> **EXCERPT**
↓

The specific loss depends on the choice of \(P_\theta\) and entropy estimator: VICReg corresponds to \(-\frac{1}{2\sigma^2}\langle\|f(x)-f(x')\|^2\rangle+\log|\Sigma_z|\); the LDM variant uses \(\log|\Sigma_{(z,z')}|\); SimCLR corresponds to \(\langle\beta f(x)^\top f(x')\rangle-2\langle\log\langle\exp\{\beta f(x)^\top f(x^-)\}\rangle\rangle\) (KDE entropy estimation + spherical vMF); predictive SSL uses Kalman gain instead of momentum target, combined with stopgrad to implement the conditional entropy plugin.

Key Experimental Results

Main Results

Dataset / Setting Knob Combination Top-1 acc Notes
ImageNet-100, Plane × LogDet × LDM VICReg-LDM 75.9 LDM version slightly outperforms MI version (74.7)
CIFAR-100, Plane × LogDet × LDM Same as above 69.5 Significantly better than original VICReg-MI (65.3)
ImageNet-100, Sphere × Contr. × MI SimCLR 73.1 Classic SimCLR baseline
CIFAR-10 Plane × kNN × LDM 92.1 kNN entropy estimation is a practical LDM alternative

Ablation Study

Knob Key Observation Interpretation
With vs. without MI (\(\mathcal F_{\mathrm{MI}}\) vs. \(\mathcal F_{\mathrm{LDM}}\)) Accuracy difference within ±0.4 across datasets MI term is implicitly absorbed by entropy regularization, can be omitted
Latent space (Plane vs. Sphere) Plane + LogDet significantly higher on CIFAR-100 / ImageNet-100 The "shape" assumption of \(P_\theta(z)\) has the greatest impact
Entropy estimator LogDet > kNN ≈ KDE > parametric Gaussian (sphere) Different assumptions determine collapse risk
Predictive LDM with Kalman Outperforms BYOL/JEPA-style baselines on sequential tasks Explicitly modeling transition noise is more stable

Key Findings

  • LDM and MI versions are nearly equivalent: further demonstrates that the core determinants of SSL quality are \((P_\theta, H \text{ estimator})\), not MI maximization; this shifts engineering focus from "choosing MI estimators" back to "choosing latent models."
  • The Kalman variant of predictive LDM provides the trifecta of "no collapse + identifiability + sampling-free," making it one of the few predictive SSLs with both theoretical and practical benefits.
  • Table 1's interpretation of BYOL/SimSiam as conditional entropy plugins is a key insight: the long-misunderstood stopgrad design naturally fits within the LDM framework.

Highlights & Insights

  • Exceptional unifying power: a single table categorizes all five SSL families + ICA, with each method's key design corresponding to a specific LDM knob, directly guiding future algorithm design (e.g., changing \(P_\theta\) shape or entropy estimator).
  • Interpreting BYOL/JEPA's stopgrad as a conditional entropy plugin is a true "aha" moment, revealing that stopgrad is more than an engineering hack.
  • Provides rigorous identifiability results, especially valuable for theoretically inclined SSL researchers—it offers a first-principles explanation for "why predictive SSL works."

↑

> **PROVIDED RECORDS**
↓

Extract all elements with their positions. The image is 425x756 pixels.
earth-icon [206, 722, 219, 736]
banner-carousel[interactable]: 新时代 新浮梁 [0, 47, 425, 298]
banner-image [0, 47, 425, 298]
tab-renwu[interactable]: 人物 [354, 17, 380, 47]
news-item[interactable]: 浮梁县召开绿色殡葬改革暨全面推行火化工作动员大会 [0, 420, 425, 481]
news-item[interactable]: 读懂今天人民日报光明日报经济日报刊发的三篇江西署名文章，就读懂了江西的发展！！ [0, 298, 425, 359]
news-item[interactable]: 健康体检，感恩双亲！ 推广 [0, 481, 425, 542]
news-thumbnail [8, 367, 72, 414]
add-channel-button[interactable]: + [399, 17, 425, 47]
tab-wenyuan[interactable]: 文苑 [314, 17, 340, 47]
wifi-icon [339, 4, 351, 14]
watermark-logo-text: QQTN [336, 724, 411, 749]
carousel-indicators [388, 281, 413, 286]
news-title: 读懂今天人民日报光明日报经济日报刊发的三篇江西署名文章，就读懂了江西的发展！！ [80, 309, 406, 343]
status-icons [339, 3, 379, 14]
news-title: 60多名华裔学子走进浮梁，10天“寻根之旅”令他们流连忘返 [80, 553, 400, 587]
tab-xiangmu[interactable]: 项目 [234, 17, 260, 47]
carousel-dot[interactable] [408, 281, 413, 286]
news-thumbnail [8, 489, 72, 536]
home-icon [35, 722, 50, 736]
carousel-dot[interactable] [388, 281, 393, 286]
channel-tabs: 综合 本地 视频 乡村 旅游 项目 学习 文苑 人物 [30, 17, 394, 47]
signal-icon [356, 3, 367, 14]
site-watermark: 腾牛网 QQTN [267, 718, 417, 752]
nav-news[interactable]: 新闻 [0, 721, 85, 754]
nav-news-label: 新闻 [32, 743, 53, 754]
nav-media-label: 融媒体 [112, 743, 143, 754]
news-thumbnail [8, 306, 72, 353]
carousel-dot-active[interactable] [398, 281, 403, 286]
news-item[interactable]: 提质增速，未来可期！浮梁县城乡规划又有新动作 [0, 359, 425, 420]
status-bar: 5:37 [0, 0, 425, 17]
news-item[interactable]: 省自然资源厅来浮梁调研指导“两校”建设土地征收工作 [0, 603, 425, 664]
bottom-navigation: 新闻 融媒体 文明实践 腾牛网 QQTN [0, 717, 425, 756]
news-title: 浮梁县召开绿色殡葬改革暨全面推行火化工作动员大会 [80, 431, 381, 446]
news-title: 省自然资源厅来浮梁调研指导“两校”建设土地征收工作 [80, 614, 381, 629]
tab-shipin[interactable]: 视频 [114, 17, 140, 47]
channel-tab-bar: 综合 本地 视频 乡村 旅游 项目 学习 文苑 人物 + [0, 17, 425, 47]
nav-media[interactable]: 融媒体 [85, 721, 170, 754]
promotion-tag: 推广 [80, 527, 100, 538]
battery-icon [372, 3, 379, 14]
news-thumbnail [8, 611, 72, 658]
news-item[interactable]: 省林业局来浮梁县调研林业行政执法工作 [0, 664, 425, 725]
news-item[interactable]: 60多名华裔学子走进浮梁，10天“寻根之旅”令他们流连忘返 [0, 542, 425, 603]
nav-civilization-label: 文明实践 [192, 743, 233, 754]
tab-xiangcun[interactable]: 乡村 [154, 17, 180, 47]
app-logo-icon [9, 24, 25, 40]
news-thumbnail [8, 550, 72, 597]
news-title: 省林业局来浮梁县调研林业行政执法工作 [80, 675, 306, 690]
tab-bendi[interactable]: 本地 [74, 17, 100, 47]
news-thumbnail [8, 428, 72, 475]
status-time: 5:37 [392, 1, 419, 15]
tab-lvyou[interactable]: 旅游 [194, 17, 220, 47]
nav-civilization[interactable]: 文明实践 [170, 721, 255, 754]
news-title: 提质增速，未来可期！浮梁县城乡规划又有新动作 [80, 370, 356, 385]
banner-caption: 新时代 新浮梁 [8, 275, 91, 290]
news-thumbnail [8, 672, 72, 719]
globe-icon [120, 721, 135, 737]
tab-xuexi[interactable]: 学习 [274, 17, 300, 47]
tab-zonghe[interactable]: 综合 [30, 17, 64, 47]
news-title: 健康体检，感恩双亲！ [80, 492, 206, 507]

↑

> **EXERCISES**
- A) In the self-supervised learning excerpt, what top-1 accuracy does the original VICReg-MI reach on CIFAR-100?
- B) Print the passage of the self-supervised learning excerpt starting with "Key Findings" and going on through "the LDM framework.".

> **EXPECTED OUTPUTS**
- A) 65.3

- B)
Key Findings

  • LDM and MI versions are nearly equivalent: further demonstrates that the core determinants of SSL quality are \((P_\theta, H \text{ estimator})\), not MI maximization; this shifts engineering focus from "choosing MI estimators" back to "choosing latent models."
  • The Kalman variant of predictive LDM provides the trifecta of "no collapse + identifiability + sampling-free," making it one of the few predictive SSLs with both theoretical and practical benefits.
  • Table 1's interpretation of BYOL/SimSiam as conditional entropy plugins is a key insight: the long-misunderstood stopgrad design naturally fits within the LDM framework.